**Your instructions:** The records below are to be copied word for word, with every picture left out.

Dataset records:
====

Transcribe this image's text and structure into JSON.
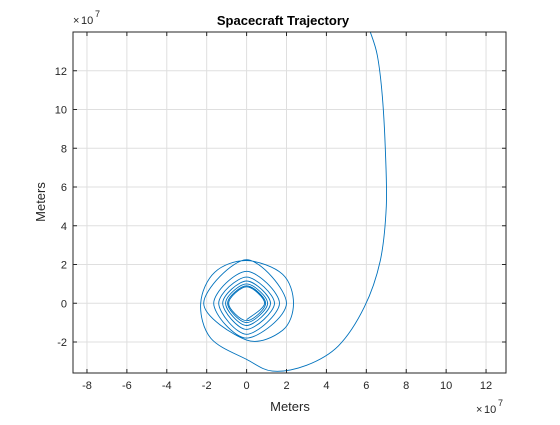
{
  "chart_data": {
    "type": "line",
    "title": "Spacecraft Trajectory",
    "xlabel": "Meters",
    "ylabel": "Meters",
    "x_multiplier": "10",
    "x_multiplier_exp": "7",
    "y_multiplier": "10",
    "y_multiplier_exp": "7",
    "xlim": [
      -8.7,
      13.0
    ],
    "ylim": [
      -3.6,
      14.0
    ],
    "x_ticks": [
      -8,
      -6,
      -4,
      -2,
      0,
      2,
      4,
      6,
      8,
      10,
      12
    ],
    "y_ticks": [
      -2,
      0,
      2,
      4,
      6,
      8,
      10,
      12
    ],
    "grid": true,
    "line_color": "#0072BD",
    "series": [
      {
        "x": [
          0.0,
          0.9,
          0.0,
          -0.9,
          0.0,
          0.95,
          0.0,
          -0.95,
          0.0,
          1.05,
          0.0,
          -1.05,
          0.0,
          1.2,
          0.0,
          -1.2,
          0.0,
          1.4,
          0.0,
          -1.4,
          0.0,
          1.65,
          0.0,
          -1.65,
          0.0,
          2.0,
          0.0,
          -2.15,
          0.0,
          1.8,
          2.35,
          1.8,
          0.0,
          -1.6,
          -2.3,
          -1.8,
          0.0,
          1.3,
          3.0,
          4.6,
          5.9,
          6.7,
          7.0,
          6.95,
          6.8,
          6.55,
          6.2
        ],
        "y": [
          -0.85,
          0.0,
          0.85,
          0.0,
          -0.9,
          0.0,
          0.9,
          0.0,
          -1.0,
          0.0,
          1.0,
          0.0,
          -1.15,
          0.0,
          1.15,
          0.0,
          -1.35,
          0.0,
          1.35,
          0.0,
          -1.6,
          0.0,
          1.65,
          0.0,
          -1.8,
          0.0,
          2.25,
          0.0,
          -1.9,
          -1.4,
          0.0,
          1.5,
          2.2,
          1.6,
          0.0,
          -1.8,
          -2.9,
          -3.5,
          -3.2,
          -2.2,
          -0.2,
          2.2,
          5.0,
          8.0,
          10.7,
          12.8,
          14.0
        ]
      }
    ]
  }
}
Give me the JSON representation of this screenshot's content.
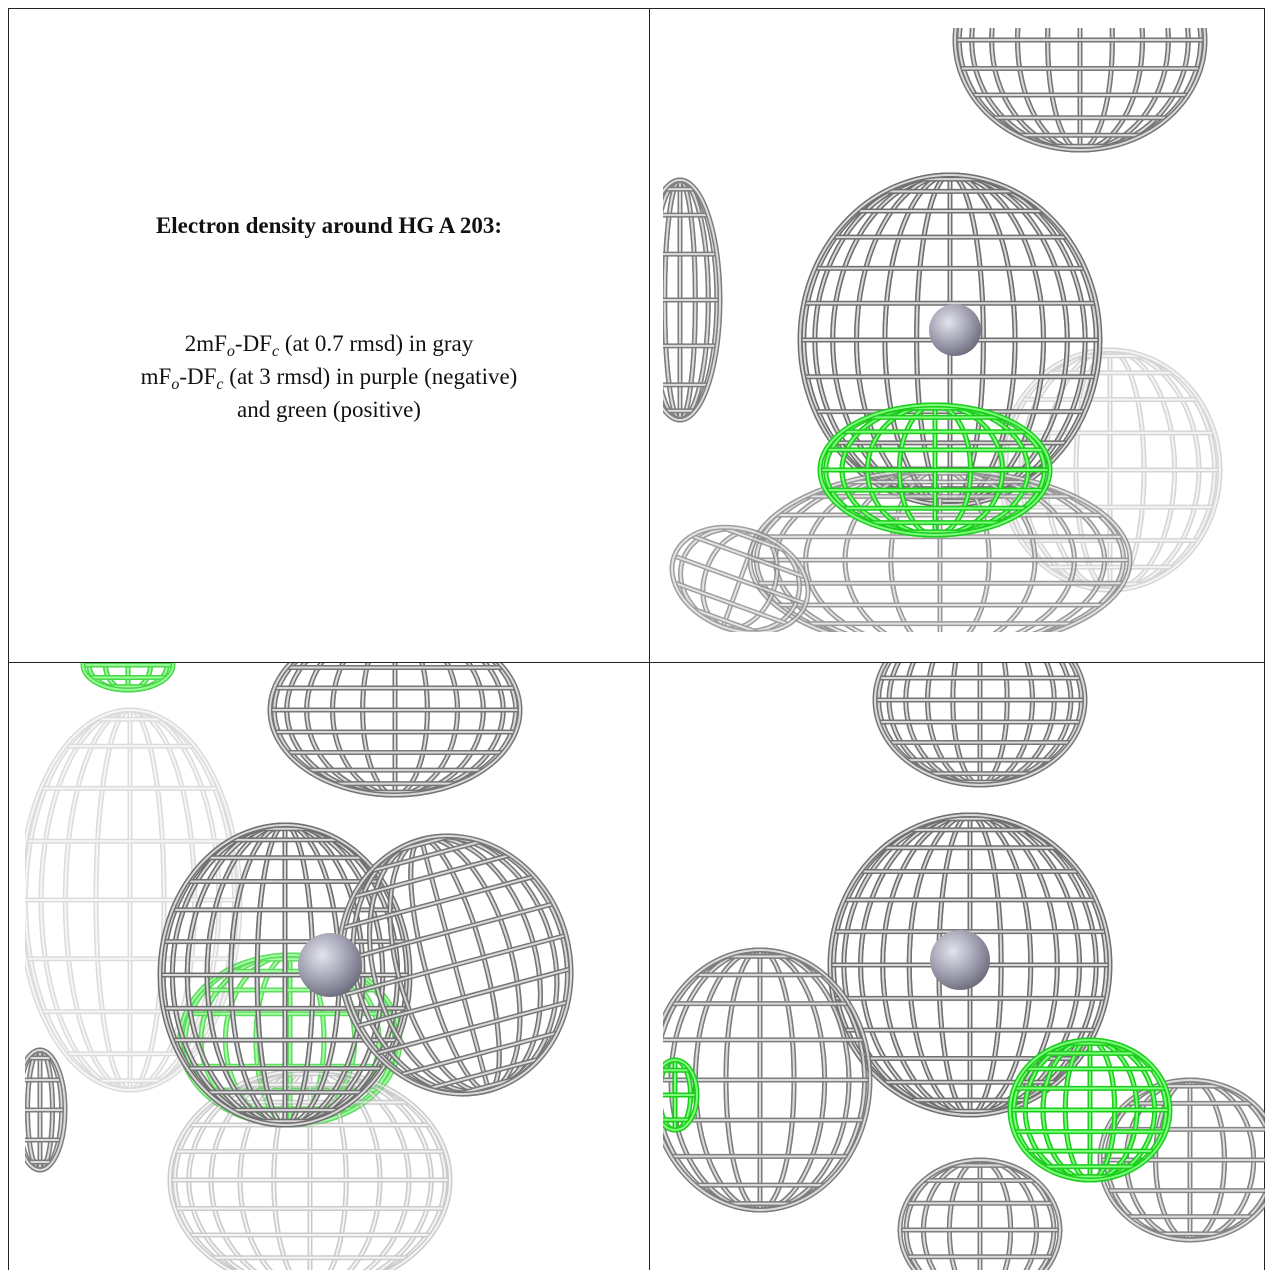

====

**Written solution:**
Transcribe this image's text and structure into JSON.
{
  "chart_data": {
    "type": "line",
    "title": "Spacecraft Trajectory",
    "xlabel": "Meters",
    "ylabel": "Meters",
    "x_multiplier": "10",
    "x_multiplier_exp": "7",
    "y_multiplier": "10",
    "y_multiplier_exp": "7",
    "xlim": [
      -8.7,
      13.0
    ],
    "ylim": [
      -3.6,
      14.0
    ],
    "x_ticks": [
      -8,
      -6,
      -4,
      -2,
      0,
      2,
      4,
      6,
      8,
      10,
      12
    ],
    "y_ticks": [
      -2,
      0,
      2,
      4,
      6,
      8,
      10,
      12
    ],
    "grid": true,
    "line_color": "#0072BD",
    "series": [
      {
        "x": [
          0.0,
          0.9,
          0.0,
          -0.9,
          0.0,
          0.95,
          0.0,
          -0.95,
          0.0,
          1.05,
          0.0,
          -1.05,
          0.0,
          1.2,
          0.0,
          -1.2,
          0.0,
          1.4,
          0.0,
          -1.4,
          0.0,
          1.65,
          0.0,
          -1.65,
          0.0,
          2.0,
          0.0,
          -2.15,
          0.0,
          1.8,
          2.35,
          1.8,
          0.0,
          -1.6,
          -2.3,
          -1.8,
          0.0,
          1.3,
          3.0,
          4.6,
          5.9,
          6.7,
          7.0,
          6.95,
          6.8,
          6.55,
          6.2
        ],
        "y": [
          -0.85,
          0.0,
          0.85,
          0.0,
          -0.9,
          0.0,
          0.9,
          0.0,
          -1.0,
          0.0,
          1.0,
          0.0,
          -1.15,
          0.0,
          1.15,
          0.0,
          -1.35,
          0.0,
          1.35,
          0.0,
          -1.6,
          0.0,
          1.65,
          0.0,
          -1.8,
          0.0,
          2.25,
          0.0,
          -1.9,
          -1.4,
          0.0,
          1.5,
          2.2,
          1.6,
          0.0,
          -1.8,
          -2.9,
          -3.5,
          -3.2,
          -2.2,
          -0.2,
          2.2,
          5.0,
          8.0,
          10.7,
          12.8,
          14.0
        ]
      }
    ]
  }
}
Give me the JSON representation of this screenshot's content.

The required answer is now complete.